[START]

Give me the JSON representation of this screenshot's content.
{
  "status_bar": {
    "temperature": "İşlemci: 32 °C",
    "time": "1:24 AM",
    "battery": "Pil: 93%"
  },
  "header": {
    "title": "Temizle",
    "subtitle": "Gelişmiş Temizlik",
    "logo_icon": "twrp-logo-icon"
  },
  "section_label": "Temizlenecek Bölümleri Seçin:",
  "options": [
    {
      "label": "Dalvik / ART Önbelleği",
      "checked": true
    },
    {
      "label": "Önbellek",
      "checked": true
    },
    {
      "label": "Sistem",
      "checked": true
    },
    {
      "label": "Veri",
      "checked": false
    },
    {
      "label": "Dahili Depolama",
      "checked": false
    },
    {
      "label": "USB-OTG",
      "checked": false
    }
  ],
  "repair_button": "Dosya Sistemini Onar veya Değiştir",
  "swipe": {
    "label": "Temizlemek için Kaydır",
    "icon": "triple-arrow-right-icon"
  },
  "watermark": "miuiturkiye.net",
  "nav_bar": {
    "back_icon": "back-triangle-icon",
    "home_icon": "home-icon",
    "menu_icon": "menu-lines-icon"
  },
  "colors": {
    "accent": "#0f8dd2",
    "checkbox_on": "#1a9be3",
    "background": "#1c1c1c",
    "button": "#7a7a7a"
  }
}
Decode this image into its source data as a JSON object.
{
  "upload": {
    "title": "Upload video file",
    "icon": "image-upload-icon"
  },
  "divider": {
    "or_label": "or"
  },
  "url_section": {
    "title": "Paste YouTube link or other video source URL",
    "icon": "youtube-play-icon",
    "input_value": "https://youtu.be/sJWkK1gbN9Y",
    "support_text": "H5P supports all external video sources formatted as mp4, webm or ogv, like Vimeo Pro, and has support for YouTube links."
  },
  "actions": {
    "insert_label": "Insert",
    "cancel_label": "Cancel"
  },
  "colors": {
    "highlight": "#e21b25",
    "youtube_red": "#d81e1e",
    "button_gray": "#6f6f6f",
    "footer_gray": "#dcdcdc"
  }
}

[END]

WRITTEN EXERCISE
Give the entries once more, exactly as they appear.

ANSWER IN FULL
Give me the JSON representation of this screenshot's content.
{
  "status_bar": {
    "temperature": "İşlemci: 32 °C",
    "time": "1:24 AM",
    "battery": "Pil: 93%"
  },
  "header": {
    "title": "Temizle",
    "subtitle": "Gelişmiş Temizlik",
    "logo_icon": "twrp-logo-icon"
  },
  "section_label": "Temizlenecek Bölümleri Seçin:",
  "options": [
    {
      "label": "Dalvik / ART Önbelleği",
      "checked": true
    },
    {
      "label": "Önbellek",
      "checked": true
    },
    {
      "label": "Sistem",
      "checked": true
    },
    {
      "label": "Veri",
      "checked": false
    },
    {
      "label": "Dahili Depolama",
      "checked": false
    },
    {
      "label": "USB-OTG",
      "checked": false
    }
  ],
  "repair_button": "Dosya Sistemini Onar veya Değiştir",
  "swipe": {
    "label": "Temizlemek için Kaydır",
    "icon": "triple-arrow-right-icon"
  },
  "watermark": "miuiturkiye.net",
  "nav_bar": {
    "back_icon": "back-triangle-icon",
    "home_icon": "home-icon",
    "menu_icon": "menu-lines-icon"
  },
  "colors": {
    "accent": "#0f8dd2",
    "checkbox_on": "#1a9be3",
    "background": "#1c1c1c",
    "button": "#7a7a7a"
  }
}
Decode this image into its source data as a JSON object.
{
  "upload": {
    "title": "Upload video file",
    "icon": "image-upload-icon"
  },
  "divider": {
    "or_label": "or"
  },
  "url_section": {
    "title": "Paste YouTube link or other video source URL",
    "icon": "youtube-play-icon",
    "input_value": "https://youtu.be/sJWkK1gbN9Y",
    "support_text": "H5P supports all external video sources formatted as mp4, webm or ogv, like Vimeo Pro, and has support for YouTube links."
  },
  "actions": {
    "insert_label": "Insert",
    "cancel_label": "Cancel"
  },
  "colors": {
    "highlight": "#e21b25",
    "youtube_red": "#d81e1e",
    "button_gray": "#6f6f6f",
    "footer_gray": "#dcdcdc"
  }
}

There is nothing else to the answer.